• **Data supplied**:
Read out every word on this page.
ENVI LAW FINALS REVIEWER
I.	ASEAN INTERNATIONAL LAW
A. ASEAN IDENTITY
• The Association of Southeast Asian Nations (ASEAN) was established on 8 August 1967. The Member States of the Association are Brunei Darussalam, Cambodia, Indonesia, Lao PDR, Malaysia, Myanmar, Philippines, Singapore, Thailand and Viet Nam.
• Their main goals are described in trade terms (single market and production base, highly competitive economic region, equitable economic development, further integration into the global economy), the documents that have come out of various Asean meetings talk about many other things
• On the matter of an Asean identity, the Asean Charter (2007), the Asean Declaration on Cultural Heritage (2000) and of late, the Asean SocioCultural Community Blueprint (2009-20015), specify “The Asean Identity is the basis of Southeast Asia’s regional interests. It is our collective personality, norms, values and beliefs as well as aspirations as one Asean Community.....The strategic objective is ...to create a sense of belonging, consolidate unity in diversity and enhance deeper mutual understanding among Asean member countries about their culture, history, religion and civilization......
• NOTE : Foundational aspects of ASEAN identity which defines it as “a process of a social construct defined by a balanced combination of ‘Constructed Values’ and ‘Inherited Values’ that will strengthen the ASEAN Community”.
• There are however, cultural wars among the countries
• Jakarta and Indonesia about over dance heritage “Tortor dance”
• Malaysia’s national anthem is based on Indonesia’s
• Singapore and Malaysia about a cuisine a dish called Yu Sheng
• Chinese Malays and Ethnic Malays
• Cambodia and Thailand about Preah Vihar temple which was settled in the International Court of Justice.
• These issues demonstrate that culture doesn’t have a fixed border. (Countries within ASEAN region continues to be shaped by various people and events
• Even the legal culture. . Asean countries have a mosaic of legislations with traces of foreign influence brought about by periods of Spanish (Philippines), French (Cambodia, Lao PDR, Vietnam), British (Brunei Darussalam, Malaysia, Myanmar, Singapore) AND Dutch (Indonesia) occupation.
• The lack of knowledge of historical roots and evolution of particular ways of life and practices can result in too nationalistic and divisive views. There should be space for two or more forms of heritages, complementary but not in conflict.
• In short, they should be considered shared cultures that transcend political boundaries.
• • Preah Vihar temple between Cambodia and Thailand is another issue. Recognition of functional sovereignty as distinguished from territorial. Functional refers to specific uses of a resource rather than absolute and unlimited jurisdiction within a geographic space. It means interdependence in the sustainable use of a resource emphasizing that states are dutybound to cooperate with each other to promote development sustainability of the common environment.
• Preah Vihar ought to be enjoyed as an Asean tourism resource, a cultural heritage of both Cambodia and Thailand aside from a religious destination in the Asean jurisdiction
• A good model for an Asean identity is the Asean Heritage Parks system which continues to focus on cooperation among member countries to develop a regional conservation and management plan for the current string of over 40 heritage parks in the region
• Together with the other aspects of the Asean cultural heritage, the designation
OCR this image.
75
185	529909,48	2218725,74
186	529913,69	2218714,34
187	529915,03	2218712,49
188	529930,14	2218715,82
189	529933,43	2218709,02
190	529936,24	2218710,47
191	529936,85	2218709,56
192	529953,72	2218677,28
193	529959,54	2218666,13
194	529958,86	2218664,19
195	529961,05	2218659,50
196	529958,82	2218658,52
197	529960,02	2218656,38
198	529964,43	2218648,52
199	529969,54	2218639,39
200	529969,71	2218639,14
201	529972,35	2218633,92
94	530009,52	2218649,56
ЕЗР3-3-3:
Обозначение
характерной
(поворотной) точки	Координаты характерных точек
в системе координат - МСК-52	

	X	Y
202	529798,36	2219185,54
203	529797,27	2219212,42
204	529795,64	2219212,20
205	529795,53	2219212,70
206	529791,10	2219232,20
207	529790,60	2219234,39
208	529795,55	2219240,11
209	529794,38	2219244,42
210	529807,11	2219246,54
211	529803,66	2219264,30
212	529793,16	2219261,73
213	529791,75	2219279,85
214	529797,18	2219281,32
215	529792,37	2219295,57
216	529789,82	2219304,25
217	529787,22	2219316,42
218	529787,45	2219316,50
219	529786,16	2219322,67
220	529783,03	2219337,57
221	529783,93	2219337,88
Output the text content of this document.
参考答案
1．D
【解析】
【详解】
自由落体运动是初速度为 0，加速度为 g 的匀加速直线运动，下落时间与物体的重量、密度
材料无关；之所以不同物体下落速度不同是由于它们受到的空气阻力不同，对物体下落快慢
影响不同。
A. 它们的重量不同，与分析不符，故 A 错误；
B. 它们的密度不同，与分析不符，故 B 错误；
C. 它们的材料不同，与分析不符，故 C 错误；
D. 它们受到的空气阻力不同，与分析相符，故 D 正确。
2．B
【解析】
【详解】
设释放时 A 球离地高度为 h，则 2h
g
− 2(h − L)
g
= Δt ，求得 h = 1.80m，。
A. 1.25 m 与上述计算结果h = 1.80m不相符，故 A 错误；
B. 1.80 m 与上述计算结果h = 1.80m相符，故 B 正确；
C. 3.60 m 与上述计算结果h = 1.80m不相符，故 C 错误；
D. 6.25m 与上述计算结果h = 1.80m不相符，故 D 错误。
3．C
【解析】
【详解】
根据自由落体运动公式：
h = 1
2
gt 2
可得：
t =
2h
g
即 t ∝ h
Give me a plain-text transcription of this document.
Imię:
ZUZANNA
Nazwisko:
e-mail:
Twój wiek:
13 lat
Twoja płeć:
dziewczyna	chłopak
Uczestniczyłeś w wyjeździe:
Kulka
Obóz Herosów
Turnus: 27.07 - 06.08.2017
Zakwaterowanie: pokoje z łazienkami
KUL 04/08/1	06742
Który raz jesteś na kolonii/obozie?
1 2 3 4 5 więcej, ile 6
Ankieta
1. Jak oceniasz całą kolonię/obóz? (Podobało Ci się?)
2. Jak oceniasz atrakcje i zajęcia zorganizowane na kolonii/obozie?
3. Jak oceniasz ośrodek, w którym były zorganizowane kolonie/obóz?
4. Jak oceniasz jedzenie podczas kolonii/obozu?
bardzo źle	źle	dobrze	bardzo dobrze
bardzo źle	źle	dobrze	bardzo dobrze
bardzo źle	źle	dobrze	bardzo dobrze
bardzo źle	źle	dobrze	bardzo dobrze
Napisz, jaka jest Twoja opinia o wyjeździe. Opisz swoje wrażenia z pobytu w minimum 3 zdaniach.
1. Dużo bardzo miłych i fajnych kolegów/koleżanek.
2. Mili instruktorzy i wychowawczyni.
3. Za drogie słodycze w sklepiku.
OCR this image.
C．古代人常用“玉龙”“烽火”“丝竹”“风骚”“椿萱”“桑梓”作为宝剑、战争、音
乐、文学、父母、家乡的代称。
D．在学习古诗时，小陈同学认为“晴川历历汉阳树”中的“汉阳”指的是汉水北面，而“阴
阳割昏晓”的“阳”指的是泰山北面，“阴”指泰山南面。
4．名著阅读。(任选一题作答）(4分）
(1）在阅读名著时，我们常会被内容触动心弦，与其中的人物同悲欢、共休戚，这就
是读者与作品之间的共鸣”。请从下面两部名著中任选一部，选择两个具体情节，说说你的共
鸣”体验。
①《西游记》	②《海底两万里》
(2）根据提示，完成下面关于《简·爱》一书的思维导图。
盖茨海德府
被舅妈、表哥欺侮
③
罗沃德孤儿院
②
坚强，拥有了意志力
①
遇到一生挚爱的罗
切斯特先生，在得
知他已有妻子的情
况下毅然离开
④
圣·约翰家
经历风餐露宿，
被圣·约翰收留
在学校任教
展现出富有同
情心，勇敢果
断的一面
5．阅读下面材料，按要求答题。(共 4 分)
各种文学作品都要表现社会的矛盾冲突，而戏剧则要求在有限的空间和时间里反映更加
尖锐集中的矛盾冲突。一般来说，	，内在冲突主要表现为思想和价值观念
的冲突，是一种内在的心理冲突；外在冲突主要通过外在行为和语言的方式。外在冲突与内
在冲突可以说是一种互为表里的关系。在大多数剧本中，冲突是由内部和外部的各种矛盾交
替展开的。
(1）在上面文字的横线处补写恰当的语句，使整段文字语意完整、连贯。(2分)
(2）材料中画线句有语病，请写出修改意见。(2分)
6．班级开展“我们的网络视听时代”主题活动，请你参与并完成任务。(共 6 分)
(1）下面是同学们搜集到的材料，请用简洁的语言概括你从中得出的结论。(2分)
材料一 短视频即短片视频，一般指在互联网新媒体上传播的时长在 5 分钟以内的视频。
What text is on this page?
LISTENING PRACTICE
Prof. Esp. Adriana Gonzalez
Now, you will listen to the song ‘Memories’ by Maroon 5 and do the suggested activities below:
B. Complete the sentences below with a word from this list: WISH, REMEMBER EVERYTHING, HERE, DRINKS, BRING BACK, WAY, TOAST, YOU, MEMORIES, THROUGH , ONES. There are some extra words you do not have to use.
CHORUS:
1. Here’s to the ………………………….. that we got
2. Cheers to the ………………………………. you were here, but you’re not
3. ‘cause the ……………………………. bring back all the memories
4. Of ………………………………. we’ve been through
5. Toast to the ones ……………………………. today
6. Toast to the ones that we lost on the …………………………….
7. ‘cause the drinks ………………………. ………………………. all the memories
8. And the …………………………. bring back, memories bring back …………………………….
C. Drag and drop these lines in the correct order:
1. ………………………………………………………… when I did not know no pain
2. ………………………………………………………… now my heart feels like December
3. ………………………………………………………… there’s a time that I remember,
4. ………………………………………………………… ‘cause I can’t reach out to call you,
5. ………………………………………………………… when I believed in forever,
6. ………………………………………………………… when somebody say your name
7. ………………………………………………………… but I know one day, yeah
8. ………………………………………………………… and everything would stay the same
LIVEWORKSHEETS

• **Goal**:
Report the number of lines in the entries above that include the word "Philippines" and add nothing to it.

• **Task response**:
2